• [Given instruction]:
Review the material and extract every line in which the word "content" occurs.

-- Start --

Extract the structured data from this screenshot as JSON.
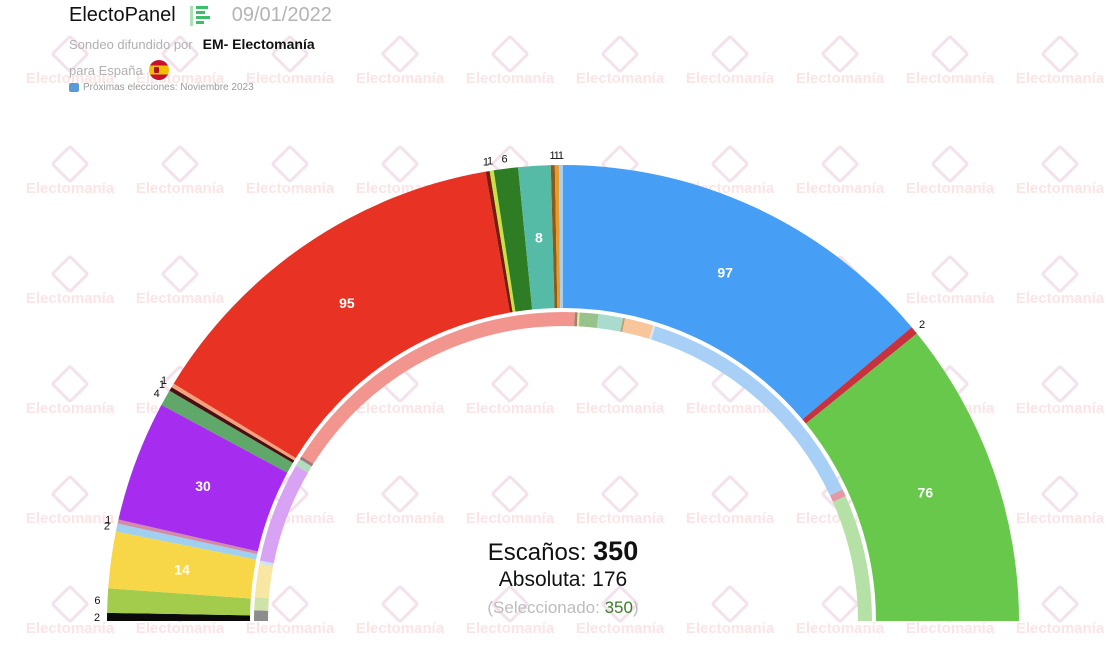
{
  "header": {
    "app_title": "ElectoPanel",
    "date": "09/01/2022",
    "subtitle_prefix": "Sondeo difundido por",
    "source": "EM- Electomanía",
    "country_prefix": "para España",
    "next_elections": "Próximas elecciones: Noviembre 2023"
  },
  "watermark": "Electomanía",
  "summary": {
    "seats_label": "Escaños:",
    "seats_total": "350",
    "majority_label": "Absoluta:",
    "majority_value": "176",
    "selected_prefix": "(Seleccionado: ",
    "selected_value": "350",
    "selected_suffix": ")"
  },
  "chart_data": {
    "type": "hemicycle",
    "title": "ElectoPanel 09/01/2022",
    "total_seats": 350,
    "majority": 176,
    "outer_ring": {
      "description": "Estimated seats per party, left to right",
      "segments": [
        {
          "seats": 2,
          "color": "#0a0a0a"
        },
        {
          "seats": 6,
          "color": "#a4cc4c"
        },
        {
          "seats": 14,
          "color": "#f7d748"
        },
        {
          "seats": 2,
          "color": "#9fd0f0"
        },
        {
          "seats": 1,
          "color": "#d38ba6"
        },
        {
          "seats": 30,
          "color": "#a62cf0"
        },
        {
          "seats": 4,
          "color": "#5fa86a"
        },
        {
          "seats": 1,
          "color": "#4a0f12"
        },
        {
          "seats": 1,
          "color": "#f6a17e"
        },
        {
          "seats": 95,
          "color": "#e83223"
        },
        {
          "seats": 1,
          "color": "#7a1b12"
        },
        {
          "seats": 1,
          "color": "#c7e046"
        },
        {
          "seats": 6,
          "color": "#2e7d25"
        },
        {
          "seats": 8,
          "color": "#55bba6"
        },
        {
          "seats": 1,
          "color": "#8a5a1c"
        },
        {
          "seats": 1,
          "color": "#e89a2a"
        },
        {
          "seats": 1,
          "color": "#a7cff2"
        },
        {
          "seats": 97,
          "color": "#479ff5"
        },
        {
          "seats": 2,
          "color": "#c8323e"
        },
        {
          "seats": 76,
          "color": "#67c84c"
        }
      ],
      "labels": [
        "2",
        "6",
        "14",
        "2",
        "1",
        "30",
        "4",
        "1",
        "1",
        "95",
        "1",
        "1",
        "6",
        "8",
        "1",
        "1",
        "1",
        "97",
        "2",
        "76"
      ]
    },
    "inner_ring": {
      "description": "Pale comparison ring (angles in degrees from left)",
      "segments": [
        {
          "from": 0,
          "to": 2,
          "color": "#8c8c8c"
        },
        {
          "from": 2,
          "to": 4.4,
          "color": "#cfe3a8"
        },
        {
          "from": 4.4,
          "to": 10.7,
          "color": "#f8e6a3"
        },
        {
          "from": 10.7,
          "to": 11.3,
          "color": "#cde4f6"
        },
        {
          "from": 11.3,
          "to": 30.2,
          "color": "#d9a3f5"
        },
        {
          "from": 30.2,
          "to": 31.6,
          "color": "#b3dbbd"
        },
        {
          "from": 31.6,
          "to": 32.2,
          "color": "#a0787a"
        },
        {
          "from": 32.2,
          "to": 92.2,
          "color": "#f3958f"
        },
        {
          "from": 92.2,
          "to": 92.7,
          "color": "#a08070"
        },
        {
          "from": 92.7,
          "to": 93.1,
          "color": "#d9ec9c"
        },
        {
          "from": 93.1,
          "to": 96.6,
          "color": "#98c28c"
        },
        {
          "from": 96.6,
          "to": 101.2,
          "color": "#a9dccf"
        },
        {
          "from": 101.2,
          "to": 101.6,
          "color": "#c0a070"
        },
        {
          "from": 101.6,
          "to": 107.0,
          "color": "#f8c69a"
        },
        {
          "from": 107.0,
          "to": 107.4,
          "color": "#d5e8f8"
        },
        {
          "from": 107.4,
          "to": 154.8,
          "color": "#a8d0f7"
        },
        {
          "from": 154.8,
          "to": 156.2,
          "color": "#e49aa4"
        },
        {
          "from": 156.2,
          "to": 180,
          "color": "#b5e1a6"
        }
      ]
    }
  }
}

-- End --
-- Start --

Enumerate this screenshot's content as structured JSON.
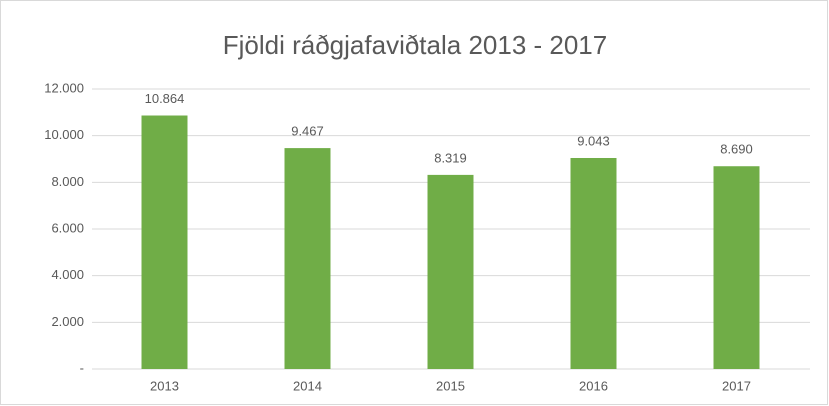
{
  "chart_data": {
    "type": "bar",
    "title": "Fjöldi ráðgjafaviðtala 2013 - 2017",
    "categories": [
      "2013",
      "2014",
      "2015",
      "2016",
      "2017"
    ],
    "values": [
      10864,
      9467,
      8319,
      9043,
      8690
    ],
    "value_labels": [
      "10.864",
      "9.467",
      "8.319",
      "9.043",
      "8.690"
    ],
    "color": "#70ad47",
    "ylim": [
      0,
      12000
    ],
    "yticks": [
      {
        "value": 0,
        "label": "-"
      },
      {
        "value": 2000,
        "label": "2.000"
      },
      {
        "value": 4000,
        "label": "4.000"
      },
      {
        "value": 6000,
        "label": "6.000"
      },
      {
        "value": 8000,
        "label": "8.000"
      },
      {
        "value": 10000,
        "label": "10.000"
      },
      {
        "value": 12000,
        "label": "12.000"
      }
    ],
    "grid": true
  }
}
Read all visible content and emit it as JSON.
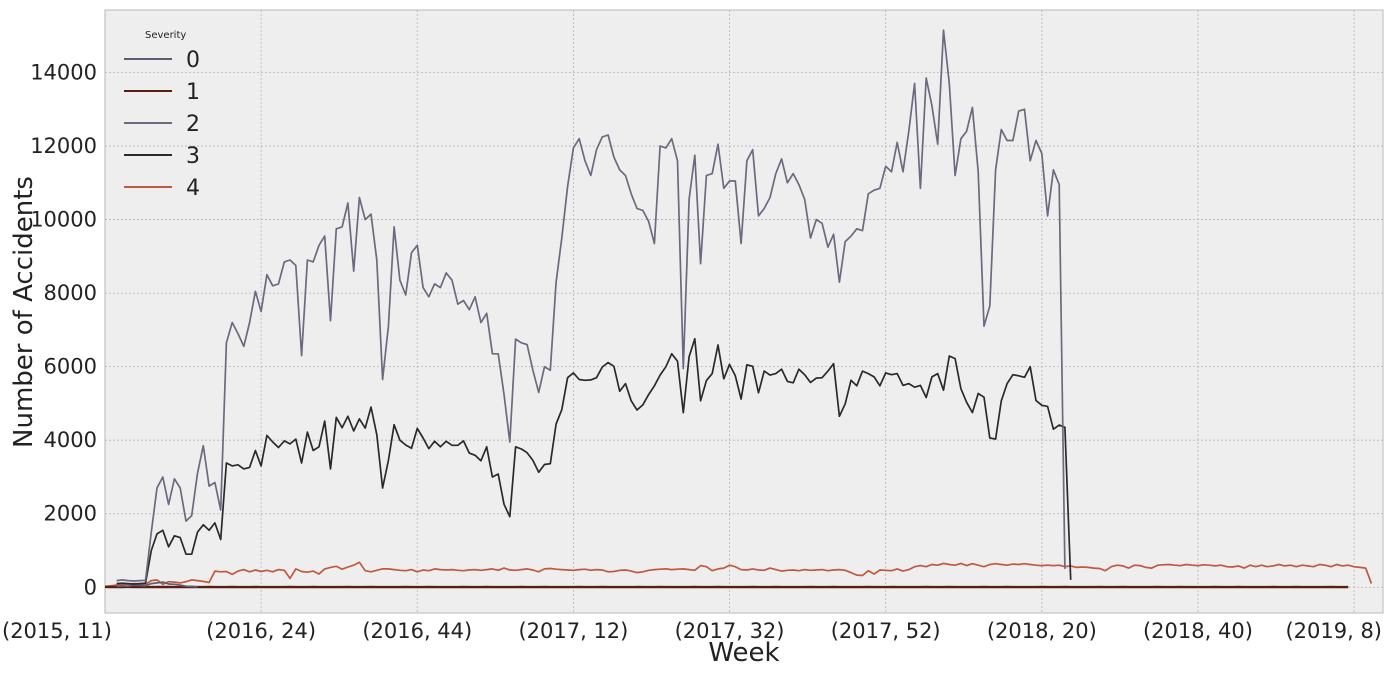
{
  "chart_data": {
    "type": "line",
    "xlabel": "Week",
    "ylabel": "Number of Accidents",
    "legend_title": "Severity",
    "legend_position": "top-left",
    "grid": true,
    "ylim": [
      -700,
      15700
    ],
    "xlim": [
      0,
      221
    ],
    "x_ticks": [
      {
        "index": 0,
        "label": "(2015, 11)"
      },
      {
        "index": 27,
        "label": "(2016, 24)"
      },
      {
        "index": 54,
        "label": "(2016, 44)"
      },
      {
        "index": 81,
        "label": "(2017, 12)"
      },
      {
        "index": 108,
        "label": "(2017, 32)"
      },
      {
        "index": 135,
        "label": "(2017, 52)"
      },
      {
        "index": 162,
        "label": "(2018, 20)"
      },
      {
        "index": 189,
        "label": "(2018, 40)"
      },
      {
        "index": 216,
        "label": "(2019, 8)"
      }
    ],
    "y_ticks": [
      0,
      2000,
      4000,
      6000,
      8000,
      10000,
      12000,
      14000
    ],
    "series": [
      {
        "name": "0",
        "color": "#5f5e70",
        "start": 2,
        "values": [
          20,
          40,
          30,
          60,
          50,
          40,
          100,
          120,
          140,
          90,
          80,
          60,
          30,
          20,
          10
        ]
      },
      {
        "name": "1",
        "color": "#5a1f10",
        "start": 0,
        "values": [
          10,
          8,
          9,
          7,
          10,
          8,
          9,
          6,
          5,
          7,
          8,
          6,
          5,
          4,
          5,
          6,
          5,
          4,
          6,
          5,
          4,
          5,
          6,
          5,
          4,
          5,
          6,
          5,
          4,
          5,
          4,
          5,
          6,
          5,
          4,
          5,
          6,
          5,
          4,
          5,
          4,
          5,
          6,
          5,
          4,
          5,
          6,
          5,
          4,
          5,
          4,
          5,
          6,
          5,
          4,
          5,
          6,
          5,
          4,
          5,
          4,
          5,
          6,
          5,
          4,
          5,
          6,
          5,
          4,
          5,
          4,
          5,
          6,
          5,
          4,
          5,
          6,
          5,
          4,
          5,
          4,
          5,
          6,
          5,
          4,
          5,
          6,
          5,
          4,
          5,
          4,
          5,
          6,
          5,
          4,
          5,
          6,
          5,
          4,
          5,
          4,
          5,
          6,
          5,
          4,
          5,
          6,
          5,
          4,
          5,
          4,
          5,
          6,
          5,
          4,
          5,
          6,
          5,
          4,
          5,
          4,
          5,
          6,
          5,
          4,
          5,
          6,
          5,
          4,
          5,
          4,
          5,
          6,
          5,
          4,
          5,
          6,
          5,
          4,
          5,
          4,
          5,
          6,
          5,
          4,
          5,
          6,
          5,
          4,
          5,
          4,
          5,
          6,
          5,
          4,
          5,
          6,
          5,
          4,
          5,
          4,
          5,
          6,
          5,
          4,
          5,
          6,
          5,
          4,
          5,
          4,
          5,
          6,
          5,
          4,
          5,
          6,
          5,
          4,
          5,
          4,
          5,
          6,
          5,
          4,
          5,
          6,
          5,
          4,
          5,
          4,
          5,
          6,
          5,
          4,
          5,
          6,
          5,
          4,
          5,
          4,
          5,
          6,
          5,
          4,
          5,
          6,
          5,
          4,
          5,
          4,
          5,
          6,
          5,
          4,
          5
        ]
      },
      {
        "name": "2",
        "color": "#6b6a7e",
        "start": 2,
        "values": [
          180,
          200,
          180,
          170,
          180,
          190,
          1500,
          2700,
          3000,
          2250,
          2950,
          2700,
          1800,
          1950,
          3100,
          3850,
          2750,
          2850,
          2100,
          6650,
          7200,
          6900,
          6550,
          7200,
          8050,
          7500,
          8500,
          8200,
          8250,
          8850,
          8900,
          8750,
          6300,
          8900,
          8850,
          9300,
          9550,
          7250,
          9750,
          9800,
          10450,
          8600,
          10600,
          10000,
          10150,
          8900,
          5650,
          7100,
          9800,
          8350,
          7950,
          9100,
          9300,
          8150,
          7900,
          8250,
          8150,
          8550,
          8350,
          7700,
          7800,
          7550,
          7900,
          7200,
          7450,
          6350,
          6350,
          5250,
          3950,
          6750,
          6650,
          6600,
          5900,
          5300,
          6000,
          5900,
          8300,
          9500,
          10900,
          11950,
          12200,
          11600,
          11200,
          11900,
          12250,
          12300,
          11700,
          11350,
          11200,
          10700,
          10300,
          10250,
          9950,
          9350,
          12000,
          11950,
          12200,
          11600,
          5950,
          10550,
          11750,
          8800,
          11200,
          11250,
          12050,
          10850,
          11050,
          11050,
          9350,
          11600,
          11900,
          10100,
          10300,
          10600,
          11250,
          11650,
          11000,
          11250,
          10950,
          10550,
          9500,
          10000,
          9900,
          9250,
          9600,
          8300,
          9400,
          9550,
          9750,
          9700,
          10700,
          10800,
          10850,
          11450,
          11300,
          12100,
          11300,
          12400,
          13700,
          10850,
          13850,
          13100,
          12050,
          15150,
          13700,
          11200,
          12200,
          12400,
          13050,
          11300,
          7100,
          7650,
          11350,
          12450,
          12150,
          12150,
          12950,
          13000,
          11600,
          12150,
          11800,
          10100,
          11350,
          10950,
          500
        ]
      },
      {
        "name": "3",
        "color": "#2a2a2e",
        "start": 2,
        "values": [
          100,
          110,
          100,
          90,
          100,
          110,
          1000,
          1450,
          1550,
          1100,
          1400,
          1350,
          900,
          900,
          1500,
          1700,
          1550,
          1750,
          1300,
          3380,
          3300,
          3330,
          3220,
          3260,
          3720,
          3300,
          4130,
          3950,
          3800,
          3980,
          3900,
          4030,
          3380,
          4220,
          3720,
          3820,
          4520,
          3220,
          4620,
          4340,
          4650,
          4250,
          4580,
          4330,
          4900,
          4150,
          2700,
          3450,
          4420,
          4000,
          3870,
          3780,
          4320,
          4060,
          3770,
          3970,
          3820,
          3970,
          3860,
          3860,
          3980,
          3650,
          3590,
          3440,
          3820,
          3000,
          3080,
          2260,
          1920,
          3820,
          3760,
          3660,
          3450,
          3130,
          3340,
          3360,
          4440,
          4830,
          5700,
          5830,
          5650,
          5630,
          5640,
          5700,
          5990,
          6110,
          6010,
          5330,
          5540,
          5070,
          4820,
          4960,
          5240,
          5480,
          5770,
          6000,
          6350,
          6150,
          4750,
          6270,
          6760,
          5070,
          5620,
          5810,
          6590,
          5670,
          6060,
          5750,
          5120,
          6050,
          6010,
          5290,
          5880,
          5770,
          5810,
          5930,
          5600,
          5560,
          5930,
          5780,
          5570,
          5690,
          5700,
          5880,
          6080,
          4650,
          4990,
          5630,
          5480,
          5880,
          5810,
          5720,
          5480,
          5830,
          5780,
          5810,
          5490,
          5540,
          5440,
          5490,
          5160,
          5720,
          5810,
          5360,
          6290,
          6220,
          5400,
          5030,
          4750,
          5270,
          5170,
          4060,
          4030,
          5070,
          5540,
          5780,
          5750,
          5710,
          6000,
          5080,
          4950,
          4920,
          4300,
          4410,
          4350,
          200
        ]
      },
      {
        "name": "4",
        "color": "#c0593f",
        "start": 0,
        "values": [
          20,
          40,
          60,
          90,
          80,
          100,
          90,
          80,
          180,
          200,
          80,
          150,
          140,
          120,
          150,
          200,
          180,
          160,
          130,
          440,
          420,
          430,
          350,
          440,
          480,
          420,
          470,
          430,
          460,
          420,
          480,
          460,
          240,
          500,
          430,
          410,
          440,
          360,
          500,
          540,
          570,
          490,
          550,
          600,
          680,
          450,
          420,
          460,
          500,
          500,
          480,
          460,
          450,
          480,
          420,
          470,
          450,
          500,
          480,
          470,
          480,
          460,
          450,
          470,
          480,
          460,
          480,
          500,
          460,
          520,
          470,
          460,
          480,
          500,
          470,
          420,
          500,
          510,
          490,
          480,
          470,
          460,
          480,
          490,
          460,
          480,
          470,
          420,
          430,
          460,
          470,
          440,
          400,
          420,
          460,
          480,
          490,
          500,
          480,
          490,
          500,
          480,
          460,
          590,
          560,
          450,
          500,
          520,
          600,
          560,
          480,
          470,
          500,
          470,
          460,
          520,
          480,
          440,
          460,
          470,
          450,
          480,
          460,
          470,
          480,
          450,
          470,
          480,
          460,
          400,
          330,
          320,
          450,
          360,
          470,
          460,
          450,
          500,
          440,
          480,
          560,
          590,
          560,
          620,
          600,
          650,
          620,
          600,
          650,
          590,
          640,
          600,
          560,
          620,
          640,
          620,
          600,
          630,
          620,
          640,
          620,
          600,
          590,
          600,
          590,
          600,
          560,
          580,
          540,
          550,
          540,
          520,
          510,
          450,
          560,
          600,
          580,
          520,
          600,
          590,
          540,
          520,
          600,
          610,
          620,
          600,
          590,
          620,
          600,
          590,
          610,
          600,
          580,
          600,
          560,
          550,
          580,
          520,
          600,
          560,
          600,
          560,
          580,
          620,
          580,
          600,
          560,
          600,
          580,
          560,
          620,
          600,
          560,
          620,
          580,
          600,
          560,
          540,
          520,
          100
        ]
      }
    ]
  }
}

-- End --

• [Exercise response]:
Enumerate this screenshot's content as structured JSON.
Read all visible content and emit it as JSON.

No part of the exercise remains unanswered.